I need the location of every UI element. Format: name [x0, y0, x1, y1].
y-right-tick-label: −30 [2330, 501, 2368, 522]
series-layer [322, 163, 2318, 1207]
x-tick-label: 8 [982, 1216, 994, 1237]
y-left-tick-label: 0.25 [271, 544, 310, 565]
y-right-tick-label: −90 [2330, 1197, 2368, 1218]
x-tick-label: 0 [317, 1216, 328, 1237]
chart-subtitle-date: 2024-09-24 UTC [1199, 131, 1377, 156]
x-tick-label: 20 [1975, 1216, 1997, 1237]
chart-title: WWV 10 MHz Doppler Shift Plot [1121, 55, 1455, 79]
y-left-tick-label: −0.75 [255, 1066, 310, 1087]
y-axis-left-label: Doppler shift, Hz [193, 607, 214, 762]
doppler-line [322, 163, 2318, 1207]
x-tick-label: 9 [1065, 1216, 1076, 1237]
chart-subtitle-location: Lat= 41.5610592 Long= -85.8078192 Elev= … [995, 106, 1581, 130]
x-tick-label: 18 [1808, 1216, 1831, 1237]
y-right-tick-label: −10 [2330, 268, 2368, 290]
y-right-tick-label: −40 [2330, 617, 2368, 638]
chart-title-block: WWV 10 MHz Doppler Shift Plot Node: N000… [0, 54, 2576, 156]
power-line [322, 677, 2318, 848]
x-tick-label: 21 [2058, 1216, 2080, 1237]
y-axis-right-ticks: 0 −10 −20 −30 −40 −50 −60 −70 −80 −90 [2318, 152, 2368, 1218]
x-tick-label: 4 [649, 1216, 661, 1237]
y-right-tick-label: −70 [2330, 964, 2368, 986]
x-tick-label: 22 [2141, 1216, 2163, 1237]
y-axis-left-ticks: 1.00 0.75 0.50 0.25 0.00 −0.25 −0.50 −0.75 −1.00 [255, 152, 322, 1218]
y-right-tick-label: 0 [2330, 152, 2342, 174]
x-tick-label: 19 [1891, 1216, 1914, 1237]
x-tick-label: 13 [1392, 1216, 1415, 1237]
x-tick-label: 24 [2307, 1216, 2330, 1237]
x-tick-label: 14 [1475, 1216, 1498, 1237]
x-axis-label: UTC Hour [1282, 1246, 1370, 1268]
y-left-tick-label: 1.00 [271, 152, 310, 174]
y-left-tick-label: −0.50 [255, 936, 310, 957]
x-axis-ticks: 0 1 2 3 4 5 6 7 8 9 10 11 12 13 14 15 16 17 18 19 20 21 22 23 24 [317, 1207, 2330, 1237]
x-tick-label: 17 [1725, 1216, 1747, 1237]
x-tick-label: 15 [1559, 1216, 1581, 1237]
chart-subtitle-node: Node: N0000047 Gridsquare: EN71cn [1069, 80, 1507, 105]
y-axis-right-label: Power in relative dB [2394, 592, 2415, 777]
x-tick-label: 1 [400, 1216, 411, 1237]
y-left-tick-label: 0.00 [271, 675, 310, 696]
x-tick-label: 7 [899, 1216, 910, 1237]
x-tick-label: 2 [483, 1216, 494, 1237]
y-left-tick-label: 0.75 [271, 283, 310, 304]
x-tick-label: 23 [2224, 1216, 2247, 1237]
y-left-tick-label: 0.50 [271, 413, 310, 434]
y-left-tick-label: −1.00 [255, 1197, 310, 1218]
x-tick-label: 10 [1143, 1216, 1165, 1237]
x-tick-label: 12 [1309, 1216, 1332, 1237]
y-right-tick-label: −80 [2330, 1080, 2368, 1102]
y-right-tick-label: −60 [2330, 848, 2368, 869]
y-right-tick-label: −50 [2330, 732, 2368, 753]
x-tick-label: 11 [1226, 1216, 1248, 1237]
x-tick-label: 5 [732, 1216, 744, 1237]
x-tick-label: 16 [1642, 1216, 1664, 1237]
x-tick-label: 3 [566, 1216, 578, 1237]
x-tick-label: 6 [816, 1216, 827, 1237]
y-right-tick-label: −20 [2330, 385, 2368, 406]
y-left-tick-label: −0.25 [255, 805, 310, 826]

• • • • • • •

### What you should do
Copy out, word for word, the lines of the listing from its first line through the line containing "chart-subtitle-date: 2024-09-24 UTC", with both of those lines included.

### Exercise result
I need the location of every UI element. Format: name [x0, y0, x1, y1].
y-right-tick-label: −30 [2330, 501, 2368, 522]
series-layer [322, 163, 2318, 1207]
x-tick-label: 8 [982, 1216, 994, 1237]
y-left-tick-label: 0.25 [271, 544, 310, 565]
y-right-tick-label: −90 [2330, 1197, 2368, 1218]
x-tick-label: 0 [317, 1216, 328, 1237]
chart-subtitle-date: 2024-09-24 UTC [1199, 131, 1377, 156]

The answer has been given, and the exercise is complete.